Objective: All of the data should be output character for character, except the pictures.
** Begin Provided data **
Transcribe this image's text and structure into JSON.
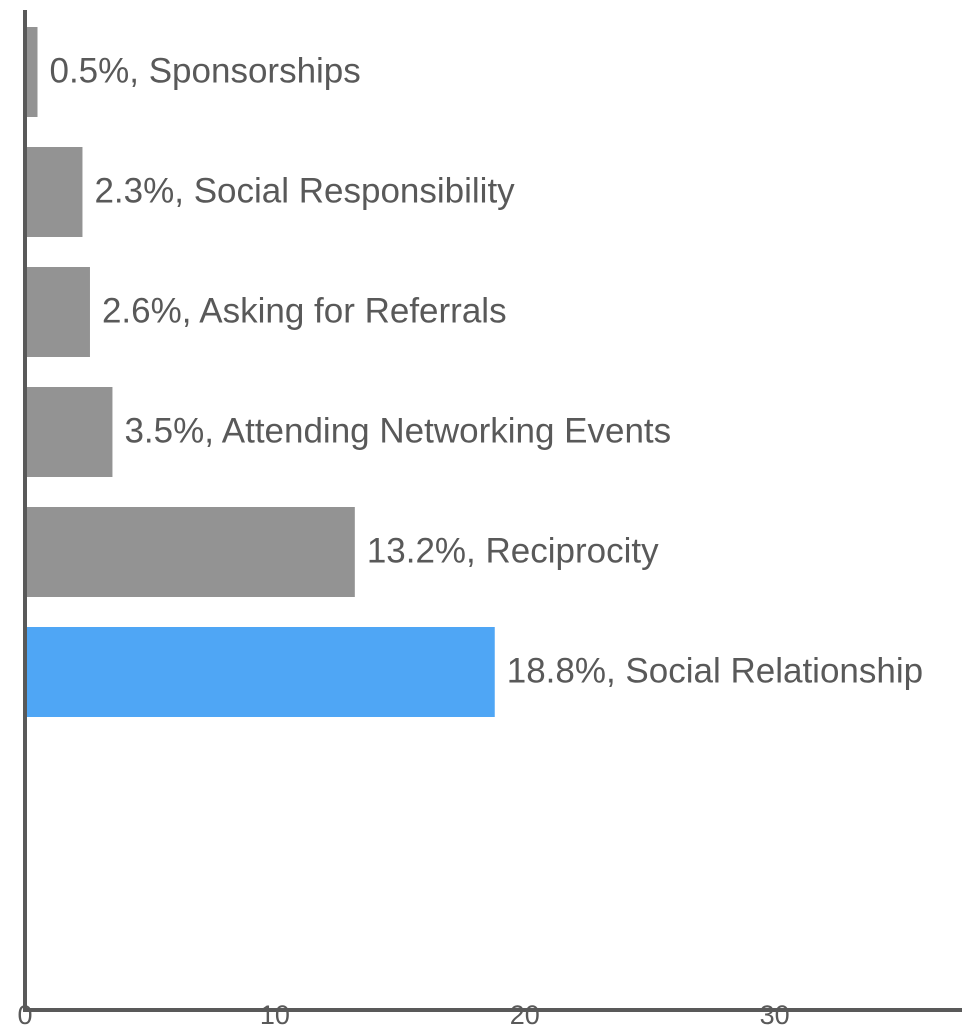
{
  "chart_data": {
    "type": "barh",
    "values": [
      0.5,
      2.3,
      2.6,
      3.5,
      13.2,
      18.8
    ],
    "value_labels": [
      "0.5%, Sponsorships",
      "2.3%, Social Responsibility",
      "2.6%, Asking for Referrals",
      "3.5%, Attending Networking Events",
      "13.2%, Reciprocity",
      "18.8%, Social Relationship"
    ],
    "colors": [
      "#939393",
      "#939393",
      "#939393",
      "#939393",
      "#939393",
      "#4fa6f5"
    ],
    "xlim": [
      0,
      37.5
    ],
    "xticks": [
      0,
      10,
      20,
      30
    ],
    "grid": false
  }
}
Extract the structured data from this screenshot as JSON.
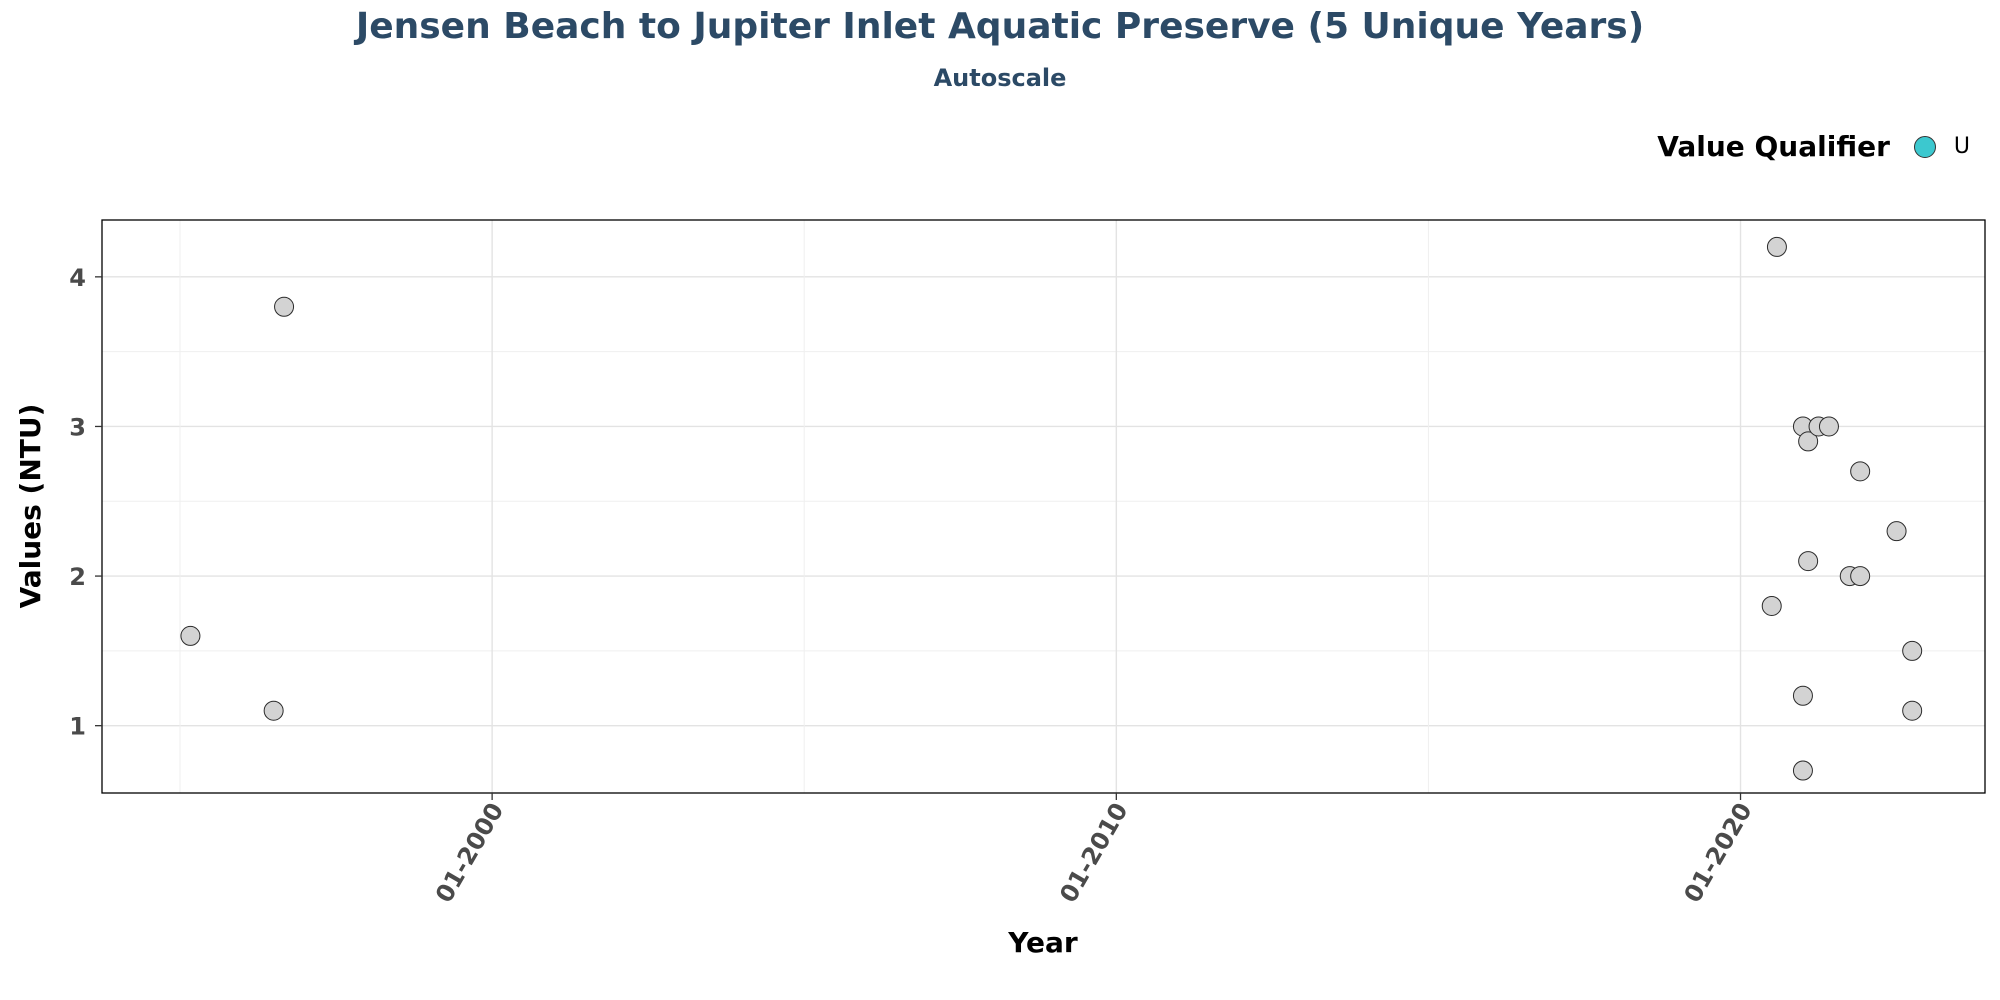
{
  "chart_data": {
    "type": "scatter",
    "title": "Jensen Beach to Jupiter Inlet Aquatic Preserve (5 Unique Years)",
    "subtitle": "Autoscale",
    "xlabel": "Year",
    "ylabel": "Values (NTU)",
    "x_ticks": [
      "01-2000",
      "01-2010",
      "01-2020"
    ],
    "y_ticks": [
      1,
      2,
      3,
      4
    ],
    "xlim": [
      "1993-10",
      "2023-12"
    ],
    "ylim": [
      0.55,
      4.38
    ],
    "grid": true,
    "legend": {
      "title": "Value Qualifier",
      "placement": "top-right",
      "items": [
        {
          "label": "U",
          "color": "#3cc8cf"
        }
      ]
    },
    "point_color": "#d3d3d3",
    "points": [
      {
        "x": "1995-03",
        "y": 1.6
      },
      {
        "x": "1996-07",
        "y": 1.1
      },
      {
        "x": "1996-09",
        "y": 3.8
      },
      {
        "x": "2020-08",
        "y": 4.2
      },
      {
        "x": "2020-07",
        "y": 1.8
      },
      {
        "x": "2021-01",
        "y": 3.0
      },
      {
        "x": "2021-01",
        "y": 1.2
      },
      {
        "x": "2021-01",
        "y": 0.7
      },
      {
        "x": "2021-02",
        "y": 2.9
      },
      {
        "x": "2021-02",
        "y": 2.1
      },
      {
        "x": "2021-04",
        "y": 3.0
      },
      {
        "x": "2021-06",
        "y": 3.0
      },
      {
        "x": "2021-10",
        "y": 2.0
      },
      {
        "x": "2021-12",
        "y": 2.7
      },
      {
        "x": "2021-12",
        "y": 2.0
      },
      {
        "x": "2022-07",
        "y": 2.3
      },
      {
        "x": "2022-10",
        "y": 1.5
      },
      {
        "x": "2022-10",
        "y": 1.1
      }
    ]
  }
}
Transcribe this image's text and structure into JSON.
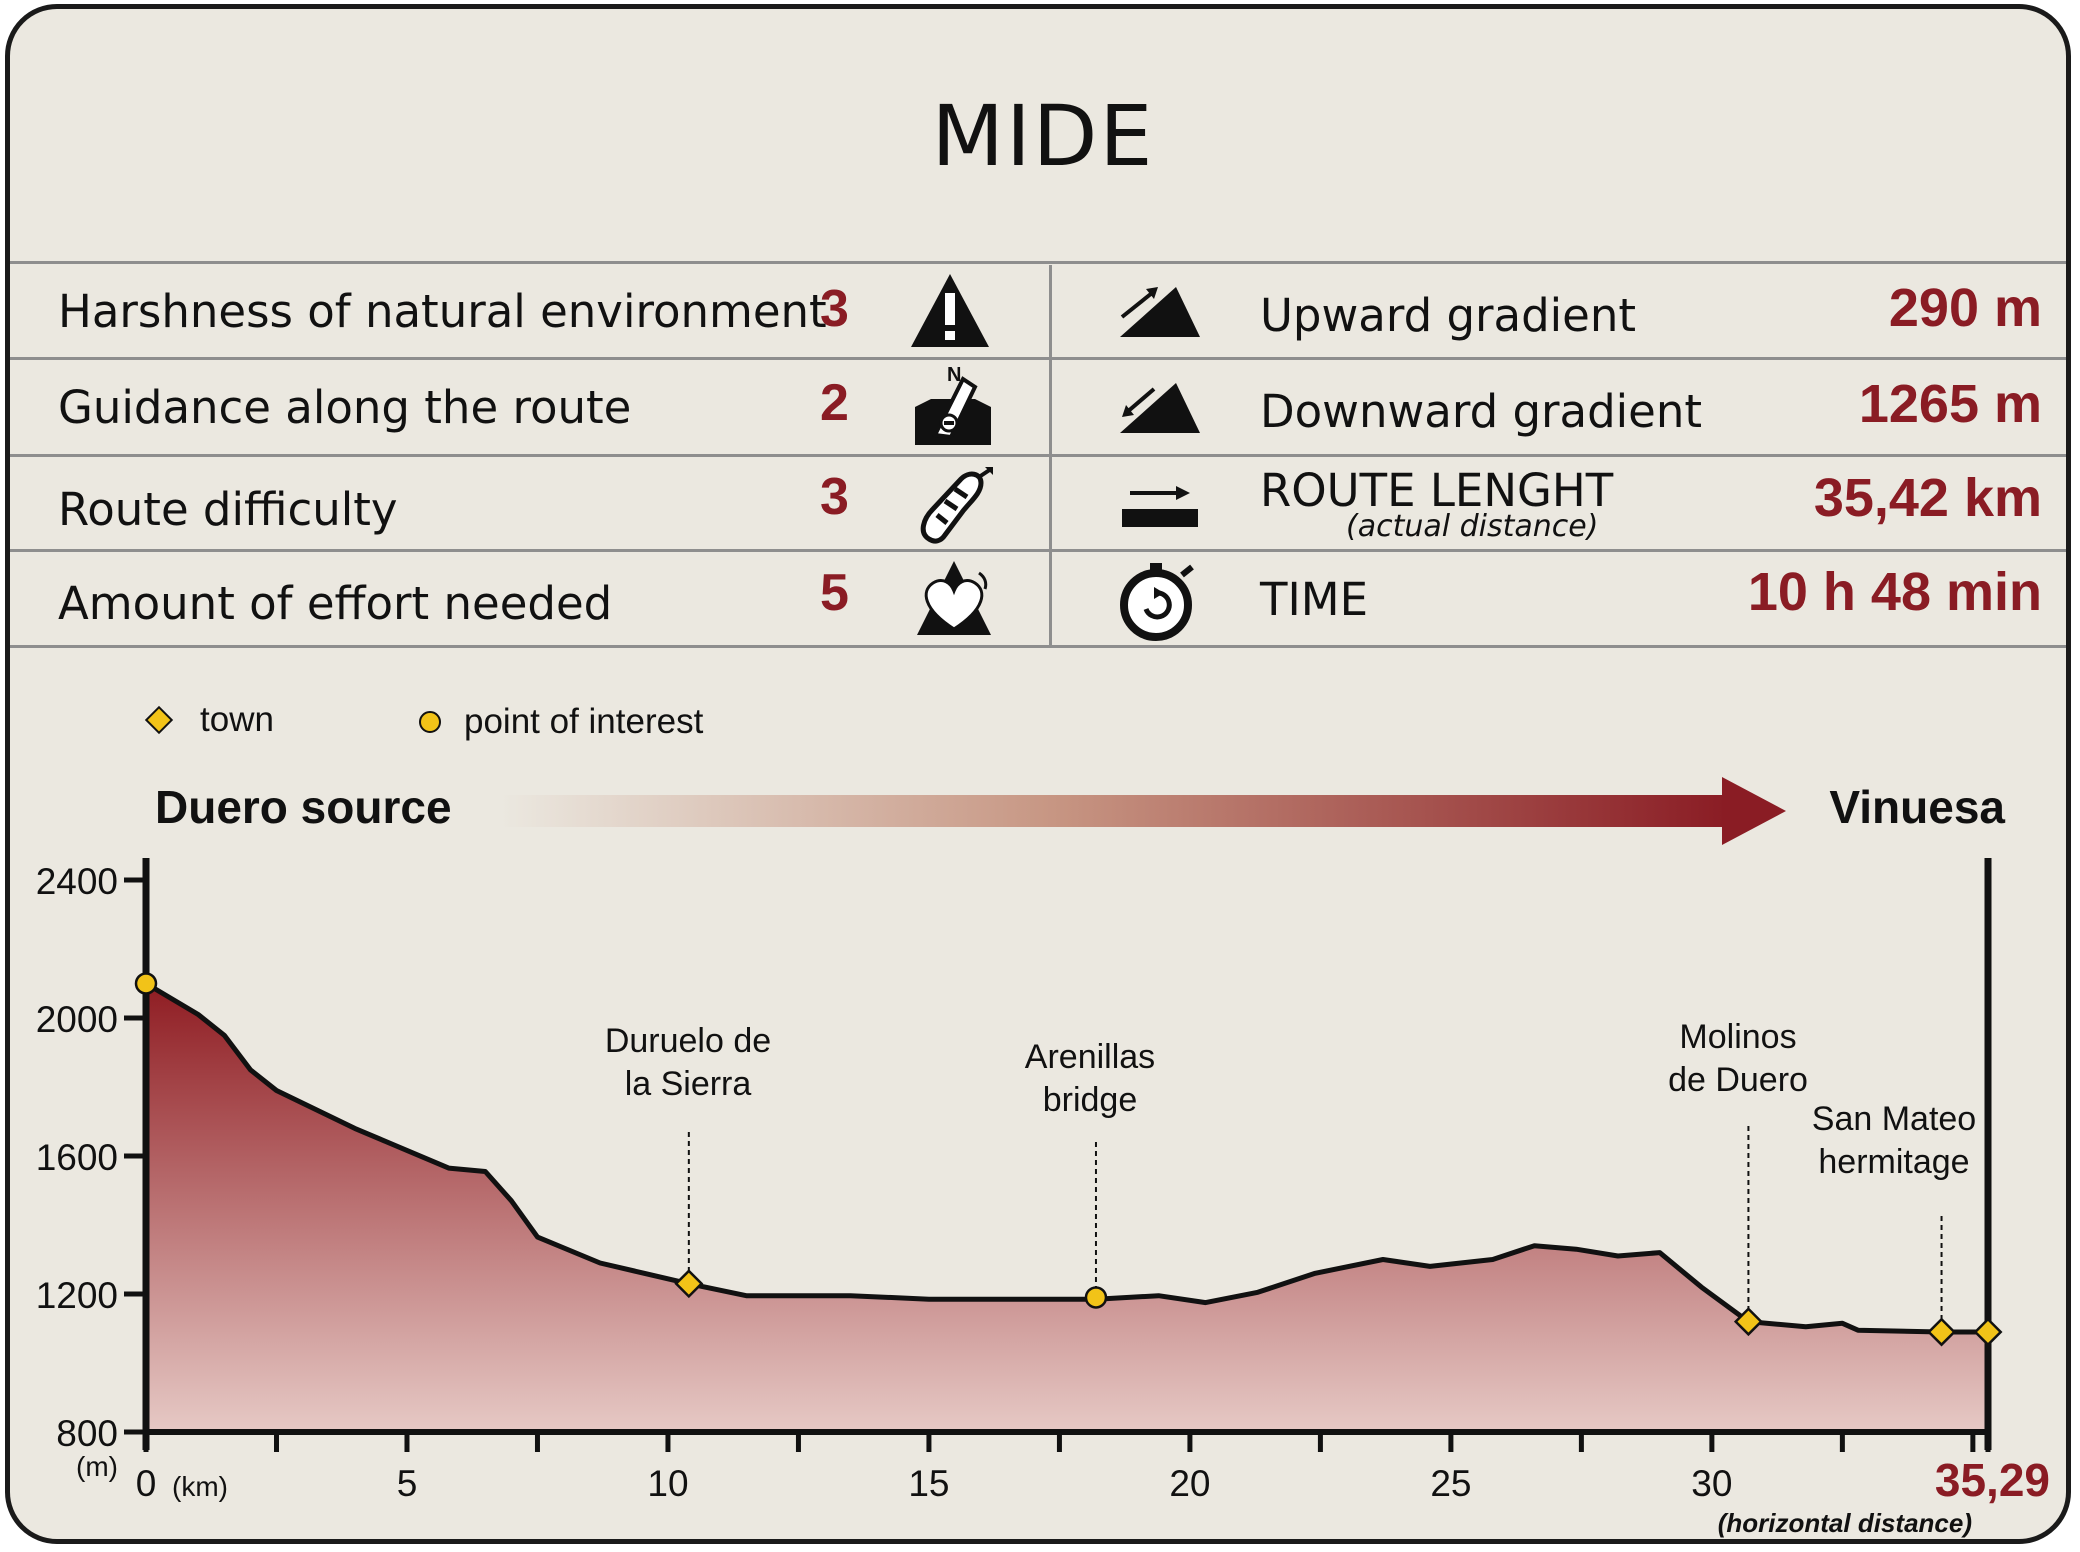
{
  "title": "MIDE",
  "mide_rows": [
    {
      "label": "Harshness of natural environment",
      "value": "3",
      "icon": "warning-icon"
    },
    {
      "label": "Guidance along the route",
      "value": "2",
      "icon": "compass-icon"
    },
    {
      "label": "Route difficulty",
      "value": "3",
      "icon": "footprint-icon"
    },
    {
      "label": "Amount of effort needed",
      "value": "5",
      "icon": "heart-icon"
    }
  ],
  "stats": [
    {
      "label": "Upward gradient",
      "sublabel": "",
      "value": "290 m",
      "icon": "upward-gradient-icon"
    },
    {
      "label": "Downward gradient",
      "sublabel": "",
      "value": "1265 m",
      "icon": "downward-gradient-icon"
    },
    {
      "label": "ROUTE LENGHT",
      "sublabel": "(actual distance)",
      "value": "35,42 km",
      "icon": "route-length-icon"
    },
    {
      "label": "TIME",
      "sublabel": "",
      "value": "10 h 48 min",
      "icon": "stopwatch-icon"
    }
  ],
  "legend": [
    {
      "label": "town",
      "marker": "diamond"
    },
    {
      "label": "point of interest",
      "marker": "circle"
    }
  ],
  "route": {
    "start": "Duero source",
    "end": "Vinuesa"
  },
  "colors": {
    "accent": "#8a1c24",
    "fill_top": "#8f1c22",
    "fill_bottom": "#e6c9c5",
    "marker": "#f2c318",
    "background": "#ebe8e0"
  },
  "chart_data": {
    "type": "area",
    "title": "",
    "xlabel": "(km)",
    "ylabel": "(m)",
    "xlim": [
      0,
      35.29
    ],
    "ylim": [
      800,
      2400
    ],
    "x_ticks": [
      "0",
      "5",
      "10",
      "15",
      "20",
      "25",
      "30"
    ],
    "y_ticks": [
      "800",
      "1200",
      "1600",
      "2000",
      "2400"
    ],
    "end_label": "35,29",
    "end_sublabel": "(horizontal distance)",
    "series": [
      {
        "x": [
          0,
          1,
          1.5,
          2,
          2.5,
          4,
          5.8,
          6.5,
          7,
          7.5,
          8.7,
          10.4,
          11.5,
          13.5,
          15,
          17,
          18.2,
          19.4,
          20.3,
          21.3,
          22.4,
          23.7,
          24.6,
          25.8,
          26.6,
          27.4,
          28.2,
          29,
          29.8,
          30.7,
          31.8,
          32.5,
          32.8,
          34.4,
          35.29
        ],
        "y": [
          2100,
          2010,
          1950,
          1850,
          1790,
          1680,
          1565,
          1555,
          1470,
          1365,
          1290,
          1230,
          1195,
          1195,
          1185,
          1185,
          1185,
          1195,
          1175,
          1205,
          1260,
          1300,
          1280,
          1300,
          1340,
          1330,
          1310,
          1320,
          1220,
          1120,
          1105,
          1115,
          1095,
          1090,
          1090
        ]
      }
    ],
    "annotations": [
      {
        "label_lines": [
          "Duruelo de",
          "la Sierra"
        ],
        "x": 10.4,
        "y": 1230,
        "marker": "diamond"
      },
      {
        "label_lines": [
          "Arenillas",
          "bridge"
        ],
        "x": 18.2,
        "y": 1190,
        "marker": "circle"
      },
      {
        "label_lines": [
          "Molinos",
          "de Duero"
        ],
        "x": 30.7,
        "y": 1120,
        "marker": "diamond"
      },
      {
        "label_lines": [
          "San Mateo",
          "hermitage"
        ],
        "x": 34.4,
        "y": 1090,
        "marker": "diamond"
      }
    ],
    "endpoints": [
      {
        "x": 0,
        "y": 2100,
        "marker": "circle"
      },
      {
        "x": 35.29,
        "y": 1090,
        "marker": "diamond"
      }
    ]
  }
}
** End Provided data **
Answer in full:
Transcribe this image's text and structure into JSON.
{
  "chart_data": {
    "type": "barh",
    "values": [
      0.5,
      2.3,
      2.6,
      3.5,
      13.2,
      18.8
    ],
    "value_labels": [
      "0.5%, Sponsorships",
      "2.3%, Social Responsibility",
      "2.6%, Asking for Referrals",
      "3.5%, Attending Networking Events",
      "13.2%, Reciprocity",
      "18.8%, Social Relationship"
    ],
    "colors": [
      "#939393",
      "#939393",
      "#939393",
      "#939393",
      "#939393",
      "#4fa6f5"
    ],
    "xlim": [
      0,
      37.5
    ],
    "xticks": [
      0,
      10,
      20,
      30
    ],
    "grid": false
  }
}
Extract the structured data from this screenshot as JSON.
{
  "chart_data": {
    "type": "scatter",
    "title": "Jensen Beach to Jupiter Inlet Aquatic Preserve (5 Unique Years)",
    "subtitle": "Autoscale",
    "xlabel": "Year",
    "ylabel": "Values (NTU)",
    "x_ticks": [
      "01-2000",
      "01-2010",
      "01-2020"
    ],
    "y_ticks": [
      1,
      2,
      3,
      4
    ],
    "xlim": [
      "1993-10",
      "2023-12"
    ],
    "ylim": [
      0.55,
      4.38
    ],
    "grid": true,
    "legend": {
      "title": "Value Qualifier",
      "placement": "top-right",
      "items": [
        {
          "label": "U",
          "color": "#3cc8cf"
        }
      ]
    },
    "point_color": "#d3d3d3",
    "points": [
      {
        "x": "1995-03",
        "y": 1.6
      },
      {
        "x": "1996-07",
        "y": 1.1
      },
      {
        "x": "1996-09",
        "y": 3.8
      },
      {
        "x": "2020-08",
        "y": 4.2
      },
      {
        "x": "2020-07",
        "y": 1.8
      },
      {
        "x": "2021-01",
        "y": 3.0
      },
      {
        "x": "2021-01",
        "y": 1.2
      },
      {
        "x": "2021-01",
        "y": 0.7
      },
      {
        "x": "2021-02",
        "y": 2.9
      },
      {
        "x": "2021-02",
        "y": 2.1
      },
      {
        "x": "2021-04",
        "y": 3.0
      },
      {
        "x": "2021-06",
        "y": 3.0
      },
      {
        "x": "2021-10",
        "y": 2.0
      },
      {
        "x": "2021-12",
        "y": 2.7
      },
      {
        "x": "2021-12",
        "y": 2.0
      },
      {
        "x": "2022-07",
        "y": 2.3
      },
      {
        "x": "2022-10",
        "y": 1.5
      },
      {
        "x": "2022-10",
        "y": 1.1
      }
    ]
  }
}
Transcribe this image's text and structure into JSON.
{
  "title": "MIDE",
  "mide_rows": [
    {
      "label": "Harshness of natural environment",
      "value": "3",
      "icon": "warning-icon"
    },
    {
      "label": "Guidance along the route",
      "value": "2",
      "icon": "compass-icon"
    },
    {
      "label": "Route difficulty",
      "value": "3",
      "icon": "footprint-icon"
    },
    {
      "label": "Amount of effort needed",
      "value": "5",
      "icon": "heart-icon"
    }
  ],
  "stats": [
    {
      "label": "Upward gradient",
      "sublabel": "",
      "value": "290 m",
      "icon": "upward-gradient-icon"
    },
    {
      "label": "Downward gradient",
      "sublabel": "",
      "value": "1265 m",
      "icon": "downward-gradient-icon"
    },
    {
      "label": "ROUTE LENGHT",
      "sublabel": "(actual distance)",
      "value": "35,42 km",
      "icon": "route-length-icon"
    },
    {
      "label": "TIME",
      "sublabel": "",
      "value": "10 h 48 min",
      "icon": "stopwatch-icon"
    }
  ],
  "legend": [
    {
      "label": "town",
      "marker": "diamond"
    },
    {
      "label": "point of interest",
      "marker": "circle"
    }
  ],
  "route": {
    "start": "Duero source",
    "end": "Vinuesa"
  },
  "colors": {
    "accent": "#8a1c24",
    "fill_top": "#8f1c22",
    "fill_bottom": "#e6c9c5",
    "marker": "#f2c318",
    "background": "#ebe8e0"
  },
  "chart_data": {
    "type": "area",
    "title": "",
    "xlabel": "(km)",
    "ylabel": "(m)",
    "xlim": [
      0,
      35.29
    ],
    "ylim": [
      800,
      2400
    ],
    "x_ticks": [
      "0",
      "5",
      "10",
      "15",
      "20",
      "25",
      "30"
    ],
    "y_ticks": [
      "800",
      "1200",
      "1600",
      "2000",
      "2400"
    ],
    "end_label": "35,29",
    "end_sublabel": "(horizontal distance)",
    "series": [
      {
        "x": [
          0,
          1,
          1.5,
          2,
          2.5,
          4,
          5.8,
          6.5,
          7,
          7.5,
          8.7,
          10.4,
          11.5,
          13.5,
          15,
          17,
          18.2,
          19.4,
          20.3,
          21.3,
          22.4,
          23.7,
          24.6,
          25.8,
          26.6,
          27.4,
          28.2,
          29,
          29.8,
          30.7,
          31.8,
          32.5,
          32.8,
          34.4,
          35.29
        ],
        "y": [
          2100,
          2010,
          1950,
          1850,
          1790,
          1680,
          1565,
          1555,
          1470,
          1365,
          1290,
          1230,
          1195,
          1195,
          1185,
          1185,
          1185,
          1195,
          1175,
          1205,
          1260,
          1300,
          1280,
          1300,
          1340,
          1330,
          1310,
          1320,
          1220,
          1120,
          1105,
          1115,
          1095,
          1090,
          1090
        ]
      }
    ],
    "annotations": [
      {
        "label_lines": [
          "Duruelo de",
          "la Sierra"
        ],
        "x": 10.4,
        "y": 1230,
        "marker": "diamond"
      },
      {
        "label_lines": [
          "Arenillas",
          "bridge"
        ],
        "x": 18.2,
        "y": 1190,
        "marker": "circle"
      },
      {
        "label_lines": [
          "Molinos",
          "de Duero"
        ],
        "x": 30.7,
        "y": 1120,
        "marker": "diamond"
      },
      {
        "label_lines": [
          "San Mateo",
          "hermitage"
        ],
        "x": 34.4,
        "y": 1090,
        "marker": "diamond"
      }
    ],
    "endpoints": [
      {
        "x": 0,
        "y": 2100,
        "marker": "circle"
      },
      {
        "x": 35.29,
        "y": 1090,
        "marker": "diamond"
      }
    ]
  }
}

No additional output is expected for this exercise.